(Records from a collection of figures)

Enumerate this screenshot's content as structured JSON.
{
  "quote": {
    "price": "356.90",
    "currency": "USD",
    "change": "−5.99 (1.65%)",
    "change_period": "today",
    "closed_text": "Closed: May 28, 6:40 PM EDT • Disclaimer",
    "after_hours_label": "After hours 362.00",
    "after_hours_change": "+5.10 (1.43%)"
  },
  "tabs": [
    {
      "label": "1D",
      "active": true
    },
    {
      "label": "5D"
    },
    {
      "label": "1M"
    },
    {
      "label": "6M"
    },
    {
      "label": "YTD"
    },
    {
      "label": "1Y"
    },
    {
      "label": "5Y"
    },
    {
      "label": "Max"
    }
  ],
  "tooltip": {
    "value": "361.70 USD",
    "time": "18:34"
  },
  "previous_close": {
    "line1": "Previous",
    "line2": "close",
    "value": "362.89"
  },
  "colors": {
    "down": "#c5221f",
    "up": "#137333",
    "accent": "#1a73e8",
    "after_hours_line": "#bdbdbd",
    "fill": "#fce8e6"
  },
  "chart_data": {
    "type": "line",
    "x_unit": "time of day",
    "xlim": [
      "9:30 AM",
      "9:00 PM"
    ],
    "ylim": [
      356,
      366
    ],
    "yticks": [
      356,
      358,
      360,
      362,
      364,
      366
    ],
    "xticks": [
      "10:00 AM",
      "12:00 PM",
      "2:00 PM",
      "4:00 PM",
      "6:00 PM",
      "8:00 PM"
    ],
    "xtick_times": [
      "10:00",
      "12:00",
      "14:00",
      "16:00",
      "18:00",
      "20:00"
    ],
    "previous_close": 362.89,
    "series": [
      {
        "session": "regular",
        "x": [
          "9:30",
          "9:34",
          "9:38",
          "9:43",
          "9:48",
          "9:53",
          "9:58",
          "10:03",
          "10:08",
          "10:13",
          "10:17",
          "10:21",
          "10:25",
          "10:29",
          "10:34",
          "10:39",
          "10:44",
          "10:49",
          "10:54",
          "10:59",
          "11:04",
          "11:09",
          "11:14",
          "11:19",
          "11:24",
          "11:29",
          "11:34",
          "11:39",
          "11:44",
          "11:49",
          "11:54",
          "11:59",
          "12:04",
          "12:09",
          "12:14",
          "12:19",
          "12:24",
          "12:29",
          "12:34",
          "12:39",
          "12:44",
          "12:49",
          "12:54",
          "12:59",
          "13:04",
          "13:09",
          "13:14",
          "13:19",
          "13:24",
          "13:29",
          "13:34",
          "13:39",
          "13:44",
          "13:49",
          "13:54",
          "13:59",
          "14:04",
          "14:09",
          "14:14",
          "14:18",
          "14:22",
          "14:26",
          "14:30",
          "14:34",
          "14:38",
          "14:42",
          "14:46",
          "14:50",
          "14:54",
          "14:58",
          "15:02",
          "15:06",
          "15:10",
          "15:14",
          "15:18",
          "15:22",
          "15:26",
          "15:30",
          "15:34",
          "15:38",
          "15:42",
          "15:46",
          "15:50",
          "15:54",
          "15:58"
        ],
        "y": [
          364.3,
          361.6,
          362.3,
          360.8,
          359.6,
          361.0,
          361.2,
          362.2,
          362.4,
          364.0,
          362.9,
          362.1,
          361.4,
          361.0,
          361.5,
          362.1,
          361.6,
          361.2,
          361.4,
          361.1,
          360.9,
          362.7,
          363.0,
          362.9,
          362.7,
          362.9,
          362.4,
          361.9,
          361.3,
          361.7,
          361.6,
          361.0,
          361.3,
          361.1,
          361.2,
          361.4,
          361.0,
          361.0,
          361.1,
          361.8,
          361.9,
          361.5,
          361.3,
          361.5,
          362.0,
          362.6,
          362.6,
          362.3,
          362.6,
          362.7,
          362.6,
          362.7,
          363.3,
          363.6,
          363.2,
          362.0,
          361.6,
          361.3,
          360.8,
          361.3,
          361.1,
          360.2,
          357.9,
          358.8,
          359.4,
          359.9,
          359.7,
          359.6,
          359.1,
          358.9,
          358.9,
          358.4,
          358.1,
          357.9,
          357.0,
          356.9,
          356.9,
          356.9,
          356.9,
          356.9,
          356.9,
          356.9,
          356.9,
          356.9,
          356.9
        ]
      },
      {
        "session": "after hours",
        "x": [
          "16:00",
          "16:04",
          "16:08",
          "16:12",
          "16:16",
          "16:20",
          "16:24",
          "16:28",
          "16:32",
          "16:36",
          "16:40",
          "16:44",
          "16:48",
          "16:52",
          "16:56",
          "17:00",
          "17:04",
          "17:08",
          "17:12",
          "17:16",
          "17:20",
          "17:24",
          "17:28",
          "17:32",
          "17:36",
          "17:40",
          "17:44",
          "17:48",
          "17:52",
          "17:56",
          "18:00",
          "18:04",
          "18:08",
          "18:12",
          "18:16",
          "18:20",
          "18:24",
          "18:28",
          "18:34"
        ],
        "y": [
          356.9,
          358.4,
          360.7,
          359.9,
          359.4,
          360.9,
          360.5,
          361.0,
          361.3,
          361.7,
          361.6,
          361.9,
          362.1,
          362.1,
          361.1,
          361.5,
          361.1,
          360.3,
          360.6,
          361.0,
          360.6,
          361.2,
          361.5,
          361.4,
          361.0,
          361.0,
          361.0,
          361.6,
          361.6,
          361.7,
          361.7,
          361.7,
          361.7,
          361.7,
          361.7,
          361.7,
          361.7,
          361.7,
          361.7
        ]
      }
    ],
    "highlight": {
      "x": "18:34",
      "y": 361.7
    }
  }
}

* Objective: The records above are to be repeated exactly, in their entirety.

* Result:
Enumerate this screenshot's content as structured JSON.
{
  "quote": {
    "price": "356.90",
    "currency": "USD",
    "change": "−5.99 (1.65%)",
    "change_period": "today",
    "closed_text": "Closed: May 28, 6:40 PM EDT • Disclaimer",
    "after_hours_label": "After hours 362.00",
    "after_hours_change": "+5.10 (1.43%)"
  },
  "tabs": [
    {
      "label": "1D",
      "active": true
    },
    {
      "label": "5D"
    },
    {
      "label": "1M"
    },
    {
      "label": "6M"
    },
    {
      "label": "YTD"
    },
    {
      "label": "1Y"
    },
    {
      "label": "5Y"
    },
    {
      "label": "Max"
    }
  ],
  "tooltip": {
    "value": "361.70 USD",
    "time": "18:34"
  },
  "previous_close": {
    "line1": "Previous",
    "line2": "close",
    "value": "362.89"
  },
  "colors": {
    "down": "#c5221f",
    "up": "#137333",
    "accent": "#1a73e8",
    "after_hours_line": "#bdbdbd",
    "fill": "#fce8e6"
  },
  "chart_data": {
    "type": "line",
    "x_unit": "time of day",
    "xlim": [
      "9:30 AM",
      "9:00 PM"
    ],
    "ylim": [
      356,
      366
    ],
    "yticks": [
      356,
      358,
      360,
      362,
      364,
      366
    ],
    "xticks": [
      "10:00 AM",
      "12:00 PM",
      "2:00 PM",
      "4:00 PM",
      "6:00 PM",
      "8:00 PM"
    ],
    "xtick_times": [
      "10:00",
      "12:00",
      "14:00",
      "16:00",
      "18:00",
      "20:00"
    ],
    "previous_close": 362.89,
    "series": [
      {
        "session": "regular",
        "x": [
          "9:30",
          "9:34",
          "9:38",
          "9:43",
          "9:48",
          "9:53",
          "9:58",
          "10:03",
          "10:08",
          "10:13",
          "10:17",
          "10:21",
          "10:25",
          "10:29",
          "10:34",
          "10:39",
          "10:44",
          "10:49",
          "10:54",
          "10:59",
          "11:04",
          "11:09",
          "11:14",
          "11:19",
          "11:24",
          "11:29",
          "11:34",
          "11:39",
          "11:44",
          "11:49",
          "11:54",
          "11:59",
          "12:04",
          "12:09",
          "12:14",
          "12:19",
          "12:24",
          "12:29",
          "12:34",
          "12:39",
          "12:44",
          "12:49",
          "12:54",
          "12:59",
          "13:04",
          "13:09",
          "13:14",
          "13:19",
          "13:24",
          "13:29",
          "13:34",
          "13:39",
          "13:44",
          "13:49",
          "13:54",
          "13:59",
          "14:04",
          "14:09",
          "14:14",
          "14:18",
          "14:22",
          "14:26",
          "14:30",
          "14:34",
          "14:38",
          "14:42",
          "14:46",
          "14:50",
          "14:54",
          "14:58",
          "15:02",
          "15:06",
          "15:10",
          "15:14",
          "15:18",
          "15:22",
          "15:26",
          "15:30",
          "15:34",
          "15:38",
          "15:42",
          "15:46",
          "15:50",
          "15:54",
          "15:58"
        ],
        "y": [
          364.3,
          361.6,
          362.3,
          360.8,
          359.6,
          361.0,
          361.2,
          362.2,
          362.4,
          364.0,
          362.9,
          362.1,
          361.4,
          361.0,
          361.5,
          362.1,
          361.6,
          361.2,
          361.4,
          361.1,
          360.9,
          362.7,
          363.0,
          362.9,
          362.7,
          362.9,
          362.4,
          361.9,
          361.3,
          361.7,
          361.6,
          361.0,
          361.3,
          361.1,
          361.2,
          361.4,
          361.0,
          361.0,
          361.1,
          361.8,
          361.9,
          361.5,
          361.3,
          361.5,
          362.0,
          362.6,
          362.6,
          362.3,
          362.6,
          362.7,
          362.6,
          362.7,
          363.3,
          363.6,
          363.2,
          362.0,
          361.6,
          361.3,
          360.8,
          361.3,
          361.1,
          360.2,
          357.9,
          358.8,
          359.4,
          359.9,
          359.7,
          359.6,
          359.1,
          358.9,
          358.9,
          358.4,
          358.1,
          357.9,
          357.0,
          356.9,
          356.9,
          356.9,
          356.9,
          356.9,
          356.9,
          356.9,
          356.9,
          356.9,
          356.9
        ]
      },
      {
        "session": "after hours",
        "x": [
          "16:00",
          "16:04",
          "16:08",
          "16:12",
          "16:16",
          "16:20",
          "16:24",
          "16:28",
          "16:32",
          "16:36",
          "16:40",
          "16:44",
          "16:48",
          "16:52",
          "16:56",
          "17:00",
          "17:04",
          "17:08",
          "17:12",
          "17:16",
          "17:20",
          "17:24",
          "17:28",
          "17:32",
          "17:36",
          "17:40",
          "17:44",
          "17:48",
          "17:52",
          "17:56",
          "18:00",
          "18:04",
          "18:08",
          "18:12",
          "18:16",
          "18:20",
          "18:24",
          "18:28",
          "18:34"
        ],
        "y": [
          356.9,
          358.4,
          360.7,
          359.9,
          359.4,
          360.9,
          360.5,
          361.0,
          361.3,
          361.7,
          361.6,
          361.9,
          362.1,
          362.1,
          361.1,
          361.5,
          361.1,
          360.3,
          360.6,
          361.0,
          360.6,
          361.2,
          361.5,
          361.4,
          361.0,
          361.0,
          361.0,
          361.6,
          361.6,
          361.7,
          361.7,
          361.7,
          361.7,
          361.7,
          361.7,
          361.7,
          361.7,
          361.7,
          361.7
        ]
      }
    ],
    "highlight": {
      "x": "18:34",
      "y": 361.7
    }
  }
}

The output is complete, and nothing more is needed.